• **TASK INSTRUCTIONS**:
In the lines below, substitute "Sheep plush" for every occurrence of "Goat plush" and leave everything else unchanged.

• **LISTING**:
-- Start --

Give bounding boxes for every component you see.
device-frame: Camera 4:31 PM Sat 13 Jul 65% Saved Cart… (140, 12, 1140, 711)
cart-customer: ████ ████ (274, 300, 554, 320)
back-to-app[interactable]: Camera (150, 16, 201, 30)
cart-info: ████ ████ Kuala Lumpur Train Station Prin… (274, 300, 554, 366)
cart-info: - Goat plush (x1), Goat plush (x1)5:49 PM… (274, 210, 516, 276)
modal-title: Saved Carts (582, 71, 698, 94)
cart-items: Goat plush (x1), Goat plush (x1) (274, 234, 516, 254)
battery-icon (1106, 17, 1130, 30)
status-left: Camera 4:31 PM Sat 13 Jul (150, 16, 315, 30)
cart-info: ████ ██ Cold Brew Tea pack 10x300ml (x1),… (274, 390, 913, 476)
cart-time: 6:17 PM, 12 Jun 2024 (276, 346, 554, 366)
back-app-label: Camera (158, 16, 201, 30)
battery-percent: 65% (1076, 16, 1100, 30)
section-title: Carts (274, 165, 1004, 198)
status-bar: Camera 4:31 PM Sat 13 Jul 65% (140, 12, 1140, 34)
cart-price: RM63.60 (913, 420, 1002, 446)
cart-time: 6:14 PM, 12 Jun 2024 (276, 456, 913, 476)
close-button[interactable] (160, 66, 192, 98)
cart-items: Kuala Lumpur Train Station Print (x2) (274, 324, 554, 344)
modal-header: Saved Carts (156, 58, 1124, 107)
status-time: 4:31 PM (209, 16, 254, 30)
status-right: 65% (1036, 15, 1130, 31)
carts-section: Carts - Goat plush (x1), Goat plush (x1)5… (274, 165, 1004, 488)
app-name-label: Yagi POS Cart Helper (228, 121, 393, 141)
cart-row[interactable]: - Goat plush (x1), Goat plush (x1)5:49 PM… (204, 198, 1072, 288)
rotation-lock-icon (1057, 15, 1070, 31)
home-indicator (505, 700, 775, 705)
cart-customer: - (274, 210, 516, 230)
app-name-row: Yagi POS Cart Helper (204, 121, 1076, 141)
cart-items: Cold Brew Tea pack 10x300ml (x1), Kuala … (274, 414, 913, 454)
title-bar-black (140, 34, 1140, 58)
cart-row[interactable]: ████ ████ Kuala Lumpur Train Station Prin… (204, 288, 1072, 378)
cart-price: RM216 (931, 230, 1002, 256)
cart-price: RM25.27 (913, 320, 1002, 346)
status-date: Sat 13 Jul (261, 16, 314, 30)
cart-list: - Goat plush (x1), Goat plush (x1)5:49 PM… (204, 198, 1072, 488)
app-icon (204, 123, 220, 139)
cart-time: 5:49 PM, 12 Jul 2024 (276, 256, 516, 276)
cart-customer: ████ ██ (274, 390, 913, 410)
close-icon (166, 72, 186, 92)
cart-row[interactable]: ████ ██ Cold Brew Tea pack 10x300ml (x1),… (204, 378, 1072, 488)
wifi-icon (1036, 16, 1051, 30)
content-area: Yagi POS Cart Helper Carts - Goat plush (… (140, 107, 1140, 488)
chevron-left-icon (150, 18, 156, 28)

-- End --

• **RESULT OF THE TASK**:
Give bounding boxes for every component you see.
device-frame: Camera 4:31 PM Sat 13 Jul 65% Saved Cart… (140, 12, 1140, 711)
cart-customer: ████ ████ (274, 300, 554, 320)
back-to-app[interactable]: Camera (150, 16, 201, 30)
cart-info: ████ ████ Kuala Lumpur Train Station Prin… (274, 300, 554, 366)
cart-info: - Sheep plush (x1), Sheep plush (x1)5:49 PM… (274, 210, 516, 276)
modal-title: Saved Carts (582, 71, 698, 94)
cart-items: Sheep plush (x1), Sheep plush (x1) (274, 234, 516, 254)
battery-icon (1106, 17, 1130, 30)
status-left: Camera 4:31 PM Sat 13 Jul (150, 16, 315, 30)
cart-info: ████ ██ Cold Brew Tea pack 10x300ml (x1),… (274, 390, 913, 476)
cart-time: 6:17 PM, 12 Jun 2024 (276, 346, 554, 366)
back-app-label: Camera (158, 16, 201, 30)
battery-percent: 65% (1076, 16, 1100, 30)
section-title: Carts (274, 165, 1004, 198)
status-bar: Camera 4:31 PM Sat 13 Jul 65% (140, 12, 1140, 34)
cart-price: RM63.60 (913, 420, 1002, 446)
cart-time: 6:14 PM, 12 Jun 2024 (276, 456, 913, 476)
close-button[interactable] (160, 66, 192, 98)
cart-items: Kuala Lumpur Train Station Print (x2) (274, 324, 554, 344)
modal-header: Saved Carts (156, 58, 1124, 107)
status-time: 4:31 PM (209, 16, 254, 30)
status-right: 65% (1036, 15, 1130, 31)
carts-section: Carts - Sheep plush (x1), Sheep plush (x1)5… (274, 165, 1004, 488)
app-name-label: Yagi POS Cart Helper (228, 121, 393, 141)
cart-row[interactable]: - Sheep plush (x1), Sheep plush (x1)5:49 PM… (204, 198, 1072, 288)
rotation-lock-icon (1057, 15, 1070, 31)
home-indicator (505, 700, 775, 705)
cart-customer: - (274, 210, 516, 230)
app-name-row: Yagi POS Cart Helper (204, 121, 1076, 141)
cart-items: Cold Brew Tea pack 10x300ml (x1), Kuala … (274, 414, 913, 454)
title-bar-black (140, 34, 1140, 58)
cart-row[interactable]: ████ ████ Kuala Lumpur Train Station Prin… (204, 288, 1072, 378)
cart-price: RM216 (931, 230, 1002, 256)
cart-price: RM25.27 (913, 320, 1002, 346)
status-date: Sat 13 Jul (261, 16, 314, 30)
cart-list: - Sheep plush (x1), Sheep plush (x1)5:49 PM… (204, 198, 1072, 488)
app-icon (204, 123, 220, 139)
cart-time: 5:49 PM, 12 Jul 2024 (276, 256, 516, 276)
cart-customer: ████ ██ (274, 390, 913, 410)
close-icon (166, 72, 186, 92)
cart-row[interactable]: ████ ██ Cold Brew Tea pack 10x300ml (x1),… (204, 378, 1072, 488)
wifi-icon (1036, 16, 1051, 30)
content-area: Yagi POS Cart Helper Carts - Sheep plush (… (140, 107, 1140, 488)
chevron-left-icon (150, 18, 156, 28)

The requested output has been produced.